**** DATASET EXCERPTS

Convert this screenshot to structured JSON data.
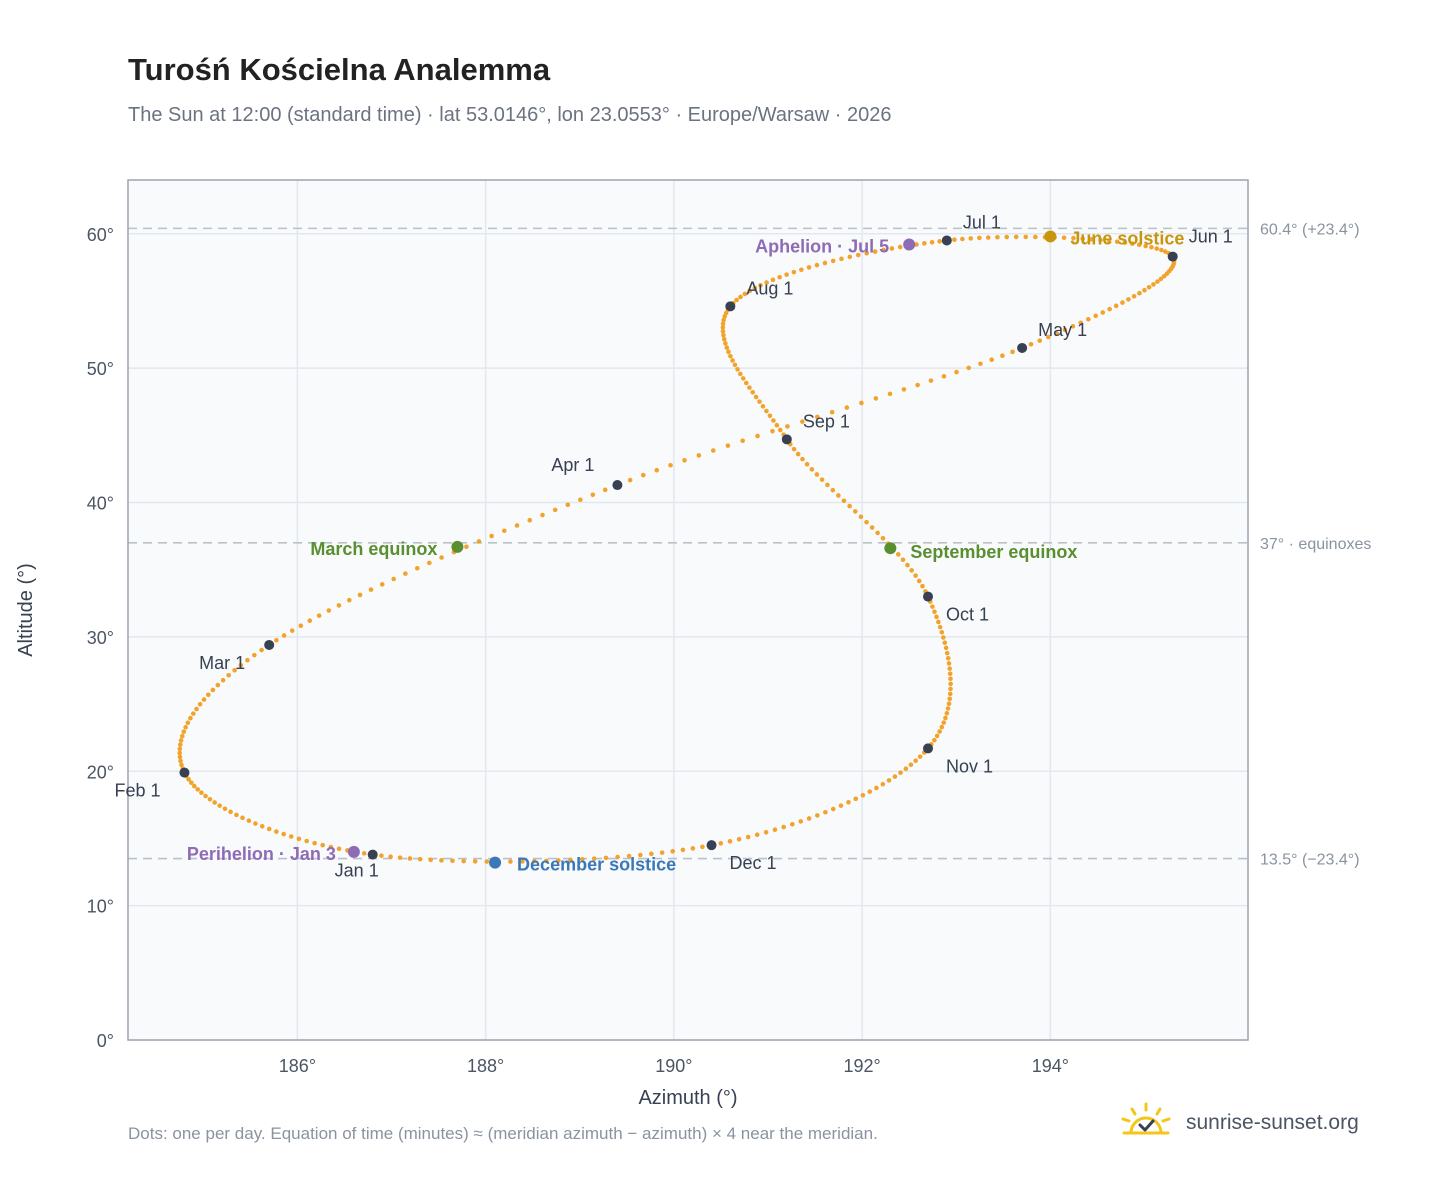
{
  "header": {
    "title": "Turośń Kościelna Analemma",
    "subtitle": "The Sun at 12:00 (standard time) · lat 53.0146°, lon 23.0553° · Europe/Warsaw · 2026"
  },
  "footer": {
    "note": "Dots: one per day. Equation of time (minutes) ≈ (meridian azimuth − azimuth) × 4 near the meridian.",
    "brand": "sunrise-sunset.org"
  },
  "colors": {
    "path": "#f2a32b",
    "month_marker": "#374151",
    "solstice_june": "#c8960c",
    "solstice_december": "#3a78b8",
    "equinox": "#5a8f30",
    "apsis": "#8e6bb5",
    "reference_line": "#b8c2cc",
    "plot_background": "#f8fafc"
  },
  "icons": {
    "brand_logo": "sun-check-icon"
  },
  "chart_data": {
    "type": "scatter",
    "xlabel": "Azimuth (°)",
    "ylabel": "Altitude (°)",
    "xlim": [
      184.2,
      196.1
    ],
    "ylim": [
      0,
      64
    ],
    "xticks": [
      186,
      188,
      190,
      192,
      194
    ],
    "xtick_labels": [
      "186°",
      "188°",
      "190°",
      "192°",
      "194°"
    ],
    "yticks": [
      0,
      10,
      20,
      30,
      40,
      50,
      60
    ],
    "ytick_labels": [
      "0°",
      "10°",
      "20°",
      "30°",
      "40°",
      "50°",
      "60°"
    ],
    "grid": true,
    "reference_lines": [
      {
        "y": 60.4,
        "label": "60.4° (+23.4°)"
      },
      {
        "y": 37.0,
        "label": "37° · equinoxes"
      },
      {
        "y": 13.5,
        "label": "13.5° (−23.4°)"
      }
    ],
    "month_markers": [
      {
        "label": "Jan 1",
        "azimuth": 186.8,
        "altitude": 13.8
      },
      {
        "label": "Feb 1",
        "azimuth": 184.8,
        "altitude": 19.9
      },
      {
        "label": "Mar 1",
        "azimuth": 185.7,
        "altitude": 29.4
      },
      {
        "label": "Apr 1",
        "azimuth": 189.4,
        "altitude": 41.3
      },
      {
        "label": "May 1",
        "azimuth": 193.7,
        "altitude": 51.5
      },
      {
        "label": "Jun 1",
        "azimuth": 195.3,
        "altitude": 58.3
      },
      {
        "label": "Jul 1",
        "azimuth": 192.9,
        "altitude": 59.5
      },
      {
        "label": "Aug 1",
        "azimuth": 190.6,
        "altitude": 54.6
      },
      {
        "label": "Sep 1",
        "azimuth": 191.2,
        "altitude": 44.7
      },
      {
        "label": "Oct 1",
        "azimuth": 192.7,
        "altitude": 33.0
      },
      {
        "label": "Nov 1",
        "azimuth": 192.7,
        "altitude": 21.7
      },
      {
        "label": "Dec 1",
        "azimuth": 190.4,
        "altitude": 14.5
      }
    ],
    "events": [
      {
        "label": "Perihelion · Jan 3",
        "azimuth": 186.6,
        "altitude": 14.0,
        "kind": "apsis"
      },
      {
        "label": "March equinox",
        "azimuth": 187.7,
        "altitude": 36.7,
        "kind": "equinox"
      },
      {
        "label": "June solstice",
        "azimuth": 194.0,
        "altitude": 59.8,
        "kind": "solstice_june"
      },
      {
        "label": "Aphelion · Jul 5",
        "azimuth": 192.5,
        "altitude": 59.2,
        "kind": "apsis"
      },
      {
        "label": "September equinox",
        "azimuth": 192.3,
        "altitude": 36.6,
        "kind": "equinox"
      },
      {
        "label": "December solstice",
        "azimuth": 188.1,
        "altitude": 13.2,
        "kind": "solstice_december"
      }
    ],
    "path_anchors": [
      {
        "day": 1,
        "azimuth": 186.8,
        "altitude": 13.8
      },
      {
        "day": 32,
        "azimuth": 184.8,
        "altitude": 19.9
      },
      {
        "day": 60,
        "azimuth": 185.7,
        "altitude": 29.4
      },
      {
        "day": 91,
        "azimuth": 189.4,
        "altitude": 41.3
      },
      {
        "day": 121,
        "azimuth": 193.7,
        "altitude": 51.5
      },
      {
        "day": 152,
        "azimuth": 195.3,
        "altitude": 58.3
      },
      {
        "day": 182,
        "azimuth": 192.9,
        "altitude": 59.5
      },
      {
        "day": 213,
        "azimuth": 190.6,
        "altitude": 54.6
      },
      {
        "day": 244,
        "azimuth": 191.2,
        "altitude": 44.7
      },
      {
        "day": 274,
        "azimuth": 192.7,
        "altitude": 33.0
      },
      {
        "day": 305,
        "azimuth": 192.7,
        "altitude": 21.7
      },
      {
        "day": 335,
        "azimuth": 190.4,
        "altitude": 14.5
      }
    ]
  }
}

********

§ WHAT YOU WILL DO: Repeat each entry precisely as it appears. Leave the pictures out.

§ TASK SOLUTION:
Convert this screenshot to structured JSON data.
{
  "header": {
    "title": "Turośń Kościelna Analemma",
    "subtitle": "The Sun at 12:00 (standard time) · lat 53.0146°, lon 23.0553° · Europe/Warsaw · 2026"
  },
  "footer": {
    "note": "Dots: one per day. Equation of time (minutes) ≈ (meridian azimuth − azimuth) × 4 near the meridian.",
    "brand": "sunrise-sunset.org"
  },
  "colors": {
    "path": "#f2a32b",
    "month_marker": "#374151",
    "solstice_june": "#c8960c",
    "solstice_december": "#3a78b8",
    "equinox": "#5a8f30",
    "apsis": "#8e6bb5",
    "reference_line": "#b8c2cc",
    "plot_background": "#f8fafc"
  },
  "icons": {
    "brand_logo": "sun-check-icon"
  },
  "chart_data": {
    "type": "scatter",
    "xlabel": "Azimuth (°)",
    "ylabel": "Altitude (°)",
    "xlim": [
      184.2,
      196.1
    ],
    "ylim": [
      0,
      64
    ],
    "xticks": [
      186,
      188,
      190,
      192,
      194
    ],
    "xtick_labels": [
      "186°",
      "188°",
      "190°",
      "192°",
      "194°"
    ],
    "yticks": [
      0,
      10,
      20,
      30,
      40,
      50,
      60
    ],
    "ytick_labels": [
      "0°",
      "10°",
      "20°",
      "30°",
      "40°",
      "50°",
      "60°"
    ],
    "grid": true,
    "reference_lines": [
      {
        "y": 60.4,
        "label": "60.4° (+23.4°)"
      },
      {
        "y": 37.0,
        "label": "37° · equinoxes"
      },
      {
        "y": 13.5,
        "label": "13.5° (−23.4°)"
      }
    ],
    "month_markers": [
      {
        "label": "Jan 1",
        "azimuth": 186.8,
        "altitude": 13.8
      },
      {
        "label": "Feb 1",
        "azimuth": 184.8,
        "altitude": 19.9
      },
      {
        "label": "Mar 1",
        "azimuth": 185.7,
        "altitude": 29.4
      },
      {
        "label": "Apr 1",
        "azimuth": 189.4,
        "altitude": 41.3
      },
      {
        "label": "May 1",
        "azimuth": 193.7,
        "altitude": 51.5
      },
      {
        "label": "Jun 1",
        "azimuth": 195.3,
        "altitude": 58.3
      },
      {
        "label": "Jul 1",
        "azimuth": 192.9,
        "altitude": 59.5
      },
      {
        "label": "Aug 1",
        "azimuth": 190.6,
        "altitude": 54.6
      },
      {
        "label": "Sep 1",
        "azimuth": 191.2,
        "altitude": 44.7
      },
      {
        "label": "Oct 1",
        "azimuth": 192.7,
        "altitude": 33.0
      },
      {
        "label": "Nov 1",
        "azimuth": 192.7,
        "altitude": 21.7
      },
      {
        "label": "Dec 1",
        "azimuth": 190.4,
        "altitude": 14.5
      }
    ],
    "events": [
      {
        "label": "Perihelion · Jan 3",
        "azimuth": 186.6,
        "altitude": 14.0,
        "kind": "apsis"
      },
      {
        "label": "March equinox",
        "azimuth": 187.7,
        "altitude": 36.7,
        "kind": "equinox"
      },
      {
        "label": "June solstice",
        "azimuth": 194.0,
        "altitude": 59.8,
        "kind": "solstice_june"
      },
      {
        "label": "Aphelion · Jul 5",
        "azimuth": 192.5,
        "altitude": 59.2,
        "kind": "apsis"
      },
      {
        "label": "September equinox",
        "azimuth": 192.3,
        "altitude": 36.6,
        "kind": "equinox"
      },
      {
        "label": "December solstice",
        "azimuth": 188.1,
        "altitude": 13.2,
        "kind": "solstice_december"
      }
    ],
    "path_anchors": [
      {
        "day": 1,
        "azimuth": 186.8,
        "altitude": 13.8
      },
      {
        "day": 32,
        "azimuth": 184.8,
        "altitude": 19.9
      },
      {
        "day": 60,
        "azimuth": 185.7,
        "altitude": 29.4
      },
      {
        "day": 91,
        "azimuth": 189.4,
        "altitude": 41.3
      },
      {
        "day": 121,
        "azimuth": 193.7,
        "altitude": 51.5
      },
      {
        "day": 152,
        "azimuth": 195.3,
        "altitude": 58.3
      },
      {
        "day": 182,
        "azimuth": 192.9,
        "altitude": 59.5
      },
      {
        "day": 213,
        "azimuth": 190.6,
        "altitude": 54.6
      },
      {
        "day": 244,
        "azimuth": 191.2,
        "altitude": 44.7
      },
      {
        "day": 274,
        "azimuth": 192.7,
        "altitude": 33.0
      },
      {
        "day": 305,
        "azimuth": 192.7,
        "altitude": 21.7
      },
      {
        "day": 335,
        "azimuth": 190.4,
        "altitude": 14.5
      }
    ]
  }
}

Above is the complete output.